──────── Task input ────────

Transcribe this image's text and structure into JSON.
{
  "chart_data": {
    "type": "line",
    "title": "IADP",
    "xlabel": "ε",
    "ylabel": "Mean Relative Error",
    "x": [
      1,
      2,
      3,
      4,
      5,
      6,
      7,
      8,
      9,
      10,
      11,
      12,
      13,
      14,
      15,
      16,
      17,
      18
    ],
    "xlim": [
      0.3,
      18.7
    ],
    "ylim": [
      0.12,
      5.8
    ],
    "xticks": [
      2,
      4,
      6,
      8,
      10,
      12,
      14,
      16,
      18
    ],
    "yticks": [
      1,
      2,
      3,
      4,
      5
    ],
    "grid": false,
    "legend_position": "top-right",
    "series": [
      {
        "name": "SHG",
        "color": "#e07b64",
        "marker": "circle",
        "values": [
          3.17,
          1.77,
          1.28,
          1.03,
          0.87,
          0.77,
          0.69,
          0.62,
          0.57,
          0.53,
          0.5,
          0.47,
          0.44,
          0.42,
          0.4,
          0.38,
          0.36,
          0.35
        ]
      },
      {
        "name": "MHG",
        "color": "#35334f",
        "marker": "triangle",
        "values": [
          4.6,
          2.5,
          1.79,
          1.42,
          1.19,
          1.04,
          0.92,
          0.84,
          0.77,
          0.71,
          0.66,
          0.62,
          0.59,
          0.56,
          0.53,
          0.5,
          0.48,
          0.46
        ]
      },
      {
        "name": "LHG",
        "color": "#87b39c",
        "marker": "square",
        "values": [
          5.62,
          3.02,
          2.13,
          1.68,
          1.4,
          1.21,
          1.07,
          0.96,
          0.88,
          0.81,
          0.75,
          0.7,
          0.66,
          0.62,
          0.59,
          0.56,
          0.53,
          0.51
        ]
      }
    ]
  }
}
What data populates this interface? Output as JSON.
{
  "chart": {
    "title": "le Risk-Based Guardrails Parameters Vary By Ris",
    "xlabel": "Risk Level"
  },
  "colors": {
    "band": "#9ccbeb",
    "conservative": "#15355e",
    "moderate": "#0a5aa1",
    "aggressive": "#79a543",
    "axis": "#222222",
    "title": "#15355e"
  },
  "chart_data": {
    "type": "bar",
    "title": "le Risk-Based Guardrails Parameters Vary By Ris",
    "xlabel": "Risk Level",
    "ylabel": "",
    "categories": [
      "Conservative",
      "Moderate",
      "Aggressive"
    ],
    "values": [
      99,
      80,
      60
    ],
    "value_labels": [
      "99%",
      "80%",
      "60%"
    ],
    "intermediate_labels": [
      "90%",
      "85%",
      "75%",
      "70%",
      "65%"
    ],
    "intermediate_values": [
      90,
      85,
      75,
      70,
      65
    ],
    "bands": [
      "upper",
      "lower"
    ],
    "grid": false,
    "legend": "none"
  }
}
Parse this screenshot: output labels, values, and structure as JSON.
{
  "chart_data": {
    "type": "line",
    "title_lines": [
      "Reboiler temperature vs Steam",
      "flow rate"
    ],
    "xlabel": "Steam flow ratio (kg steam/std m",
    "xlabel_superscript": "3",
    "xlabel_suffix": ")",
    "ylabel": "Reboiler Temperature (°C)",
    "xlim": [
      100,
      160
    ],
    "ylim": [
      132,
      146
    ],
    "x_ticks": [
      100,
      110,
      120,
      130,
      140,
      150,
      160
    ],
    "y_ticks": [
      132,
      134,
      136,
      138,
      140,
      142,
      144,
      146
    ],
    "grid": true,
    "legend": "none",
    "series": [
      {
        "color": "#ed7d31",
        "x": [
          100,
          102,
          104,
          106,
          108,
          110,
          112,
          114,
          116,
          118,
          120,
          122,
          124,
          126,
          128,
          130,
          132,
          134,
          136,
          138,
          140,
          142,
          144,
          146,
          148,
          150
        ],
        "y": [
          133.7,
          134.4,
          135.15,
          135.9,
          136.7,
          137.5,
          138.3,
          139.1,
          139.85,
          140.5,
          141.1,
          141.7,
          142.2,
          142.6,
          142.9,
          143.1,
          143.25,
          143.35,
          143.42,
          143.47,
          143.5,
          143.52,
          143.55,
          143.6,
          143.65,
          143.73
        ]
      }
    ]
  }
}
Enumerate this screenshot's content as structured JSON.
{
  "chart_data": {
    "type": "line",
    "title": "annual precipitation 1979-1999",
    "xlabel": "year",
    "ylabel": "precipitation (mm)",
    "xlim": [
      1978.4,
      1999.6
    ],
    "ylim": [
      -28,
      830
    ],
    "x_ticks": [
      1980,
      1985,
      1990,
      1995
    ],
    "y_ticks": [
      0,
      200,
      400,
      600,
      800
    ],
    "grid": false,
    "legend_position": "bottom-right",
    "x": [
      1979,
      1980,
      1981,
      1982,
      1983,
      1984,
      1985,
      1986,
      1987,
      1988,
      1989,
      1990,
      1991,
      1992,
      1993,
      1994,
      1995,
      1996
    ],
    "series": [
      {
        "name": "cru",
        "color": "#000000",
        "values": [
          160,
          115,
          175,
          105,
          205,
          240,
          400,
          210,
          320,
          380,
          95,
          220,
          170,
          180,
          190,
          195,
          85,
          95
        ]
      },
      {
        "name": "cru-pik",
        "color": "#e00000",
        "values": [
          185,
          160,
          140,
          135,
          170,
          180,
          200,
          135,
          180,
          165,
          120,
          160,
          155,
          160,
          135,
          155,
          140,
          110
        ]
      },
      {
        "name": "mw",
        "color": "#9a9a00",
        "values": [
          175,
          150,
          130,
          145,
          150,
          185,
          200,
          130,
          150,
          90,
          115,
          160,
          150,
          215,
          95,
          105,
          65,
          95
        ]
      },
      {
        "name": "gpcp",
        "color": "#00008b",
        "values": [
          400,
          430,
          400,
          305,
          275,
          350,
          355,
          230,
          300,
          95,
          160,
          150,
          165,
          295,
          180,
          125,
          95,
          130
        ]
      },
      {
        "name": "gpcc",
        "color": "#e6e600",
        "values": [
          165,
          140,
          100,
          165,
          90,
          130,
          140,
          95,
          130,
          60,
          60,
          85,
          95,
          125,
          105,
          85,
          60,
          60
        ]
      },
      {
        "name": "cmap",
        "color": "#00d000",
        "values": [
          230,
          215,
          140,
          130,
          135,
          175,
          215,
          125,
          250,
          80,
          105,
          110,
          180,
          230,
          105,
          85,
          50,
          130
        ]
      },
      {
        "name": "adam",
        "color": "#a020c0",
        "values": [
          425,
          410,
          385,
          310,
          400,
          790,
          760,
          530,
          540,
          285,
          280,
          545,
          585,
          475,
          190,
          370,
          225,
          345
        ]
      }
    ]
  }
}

────────

## Exercise aim
From the records above, pick out and copy each line holding the word "Level".

## Task solution
    "xlabel": "Risk Level"
    "xlabel": "Risk Level",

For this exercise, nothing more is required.